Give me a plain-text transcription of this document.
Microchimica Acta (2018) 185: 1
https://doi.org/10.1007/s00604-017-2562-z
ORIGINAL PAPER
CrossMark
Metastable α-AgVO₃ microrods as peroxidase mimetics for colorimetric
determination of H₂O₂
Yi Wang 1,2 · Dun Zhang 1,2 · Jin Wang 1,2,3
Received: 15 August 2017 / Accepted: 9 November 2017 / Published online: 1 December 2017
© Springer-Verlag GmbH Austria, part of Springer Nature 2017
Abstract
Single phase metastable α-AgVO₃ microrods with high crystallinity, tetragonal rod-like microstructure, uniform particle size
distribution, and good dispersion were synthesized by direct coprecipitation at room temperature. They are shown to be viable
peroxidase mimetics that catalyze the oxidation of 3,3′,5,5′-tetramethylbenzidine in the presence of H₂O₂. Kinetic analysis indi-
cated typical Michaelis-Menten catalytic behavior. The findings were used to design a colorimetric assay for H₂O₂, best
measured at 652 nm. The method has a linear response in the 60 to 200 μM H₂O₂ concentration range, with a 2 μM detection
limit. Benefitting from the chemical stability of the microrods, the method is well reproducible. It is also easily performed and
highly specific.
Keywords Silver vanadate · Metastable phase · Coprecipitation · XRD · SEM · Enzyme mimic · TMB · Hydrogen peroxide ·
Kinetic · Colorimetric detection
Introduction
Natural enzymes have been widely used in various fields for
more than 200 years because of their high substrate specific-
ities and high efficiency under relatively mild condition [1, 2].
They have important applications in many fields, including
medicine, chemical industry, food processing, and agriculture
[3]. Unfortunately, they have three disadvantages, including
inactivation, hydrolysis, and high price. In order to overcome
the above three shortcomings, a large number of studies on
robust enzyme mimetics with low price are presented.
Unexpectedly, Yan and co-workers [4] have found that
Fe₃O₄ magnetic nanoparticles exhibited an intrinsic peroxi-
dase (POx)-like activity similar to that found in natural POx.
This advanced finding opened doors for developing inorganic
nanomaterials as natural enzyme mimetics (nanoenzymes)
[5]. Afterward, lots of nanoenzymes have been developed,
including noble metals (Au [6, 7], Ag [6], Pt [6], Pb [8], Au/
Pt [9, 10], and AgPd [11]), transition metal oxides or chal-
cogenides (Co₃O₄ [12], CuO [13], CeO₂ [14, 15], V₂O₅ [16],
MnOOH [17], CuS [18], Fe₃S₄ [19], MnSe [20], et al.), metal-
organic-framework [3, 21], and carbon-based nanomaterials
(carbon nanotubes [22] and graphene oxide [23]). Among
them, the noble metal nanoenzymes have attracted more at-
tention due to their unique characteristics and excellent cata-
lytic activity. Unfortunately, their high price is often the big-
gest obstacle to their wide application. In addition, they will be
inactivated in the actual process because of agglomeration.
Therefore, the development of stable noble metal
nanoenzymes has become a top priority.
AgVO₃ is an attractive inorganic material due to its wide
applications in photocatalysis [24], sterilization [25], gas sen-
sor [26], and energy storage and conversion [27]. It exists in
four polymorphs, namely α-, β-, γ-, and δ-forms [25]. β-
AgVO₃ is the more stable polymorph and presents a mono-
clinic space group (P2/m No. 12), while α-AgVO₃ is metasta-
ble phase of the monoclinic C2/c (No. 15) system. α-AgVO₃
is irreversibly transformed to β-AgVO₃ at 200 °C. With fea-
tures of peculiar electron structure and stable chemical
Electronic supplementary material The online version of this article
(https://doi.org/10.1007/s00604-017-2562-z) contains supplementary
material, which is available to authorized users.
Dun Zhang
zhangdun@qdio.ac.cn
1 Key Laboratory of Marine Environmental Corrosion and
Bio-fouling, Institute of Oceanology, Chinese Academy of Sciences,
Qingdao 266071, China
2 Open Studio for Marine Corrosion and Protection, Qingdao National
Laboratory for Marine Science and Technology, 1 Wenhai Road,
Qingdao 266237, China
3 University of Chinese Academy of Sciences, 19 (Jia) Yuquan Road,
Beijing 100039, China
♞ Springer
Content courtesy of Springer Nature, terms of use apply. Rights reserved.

^^^^^^^^^^^^^^^^

### Problem description
No line may be left out; the records are to be transcribed in full.

### Finished exercise
Give me a plain-text transcription of this document.
Microchimica Acta (2018) 185: 1
https://doi.org/10.1007/s00604-017-2562-z
ORIGINAL PAPER
CrossMark
Metastable α-AgVO₃ microrods as peroxidase mimetics for colorimetric
determination of H₂O₂
Yi Wang 1,2 · Dun Zhang 1,2 · Jin Wang 1,2,3
Received: 15 August 2017 / Accepted: 9 November 2017 / Published online: 1 December 2017
© Springer-Verlag GmbH Austria, part of Springer Nature 2017
Abstract
Single phase metastable α-AgVO₃ microrods with high crystallinity, tetragonal rod-like microstructure, uniform particle size
distribution, and good dispersion were synthesized by direct coprecipitation at room temperature. They are shown to be viable
peroxidase mimetics that catalyze the oxidation of 3,3′,5,5′-tetramethylbenzidine in the presence of H₂O₂. Kinetic analysis indi-
cated typical Michaelis-Menten catalytic behavior. The findings were used to design a colorimetric assay for H₂O₂, best
measured at 652 nm. The method has a linear response in the 60 to 200 μM H₂O₂ concentration range, with a 2 μM detection
limit. Benefitting from the chemical stability of the microrods, the method is well reproducible. It is also easily performed and
highly specific.
Keywords Silver vanadate · Metastable phase · Coprecipitation · XRD · SEM · Enzyme mimic · TMB · Hydrogen peroxide ·
Kinetic · Colorimetric detection
Introduction
Natural enzymes have been widely used in various fields for
more than 200 years because of their high substrate specific-
ities and high efficiency under relatively mild condition [1, 2].
They have important applications in many fields, including
medicine, chemical industry, food processing, and agriculture
[3]. Unfortunately, they have three disadvantages, including
inactivation, hydrolysis, and high price. In order to overcome
the above three shortcomings, a large number of studies on
robust enzyme mimetics with low price are presented.
Unexpectedly, Yan and co-workers [4] have found that
Fe₃O₄ magnetic nanoparticles exhibited an intrinsic peroxi-
dase (POx)-like activity similar to that found in natural POx.
This advanced finding opened doors for developing inorganic
nanomaterials as natural enzyme mimetics (nanoenzymes)
[5]. Afterward, lots of nanoenzymes have been developed,
including noble metals (Au [6, 7], Ag [6], Pt [6], Pb [8], Au/
Pt [9, 10], and AgPd [11]), transition metal oxides or chal-
cogenides (Co₃O₄ [12], CuO [13], CeO₂ [14, 15], V₂O₅ [16],
MnOOH [17], CuS [18], Fe₃S₄ [19], MnSe [20], et al.), metal-
organic-framework [3, 21], and carbon-based nanomaterials
(carbon nanotubes [22] and graphene oxide [23]). Among
them, the noble metal nanoenzymes have attracted more at-
tention due to their unique characteristics and excellent cata-
lytic activity. Unfortunately, their high price is often the big-
gest obstacle to their wide application. In addition, they will be
inactivated in the actual process because of agglomeration.
Therefore, the development of stable noble metal
nanoenzymes has become a top priority.
AgVO₃ is an attractive inorganic material due to its wide
applications in photocatalysis [24], sterilization [25], gas sen-
sor [26], and energy storage and conversion [27]. It exists in
four polymorphs, namely α-, β-, γ-, and δ-forms [25]. β-
AgVO₃ is the more stable polymorph and presents a mono-
clinic space group (P2/m No. 12), while α-AgVO₃ is metasta-
ble phase of the monoclinic C2/c (No. 15) system. α-AgVO₃
is irreversibly transformed to β-AgVO₃ at 200 °C. With fea-
tures of peculiar electron structure and stable chemical
Electronic supplementary material The online version of this article
(https://doi.org/10.1007/s00604-017-2562-z) contains supplementary
material, which is available to authorized users.
Dun Zhang
zhangdun@qdio.ac.cn
1 Key Laboratory of Marine Environmental Corrosion and
Bio-fouling, Institute of Oceanology, Chinese Academy of Sciences,
Qingdao 266071, China
2 Open Studio for Marine Corrosion and Protection, Qingdao National
Laboratory for Marine Science and Technology, 1 Wenhai Road,
Qingdao 266237, China
3 University of Chinese Academy of Sciences, 19 (Jia) Yuquan Road,
Beijing 100039, China
♞ Springer
Content courtesy of Springer Nature, terms of use apply. Rights reserved.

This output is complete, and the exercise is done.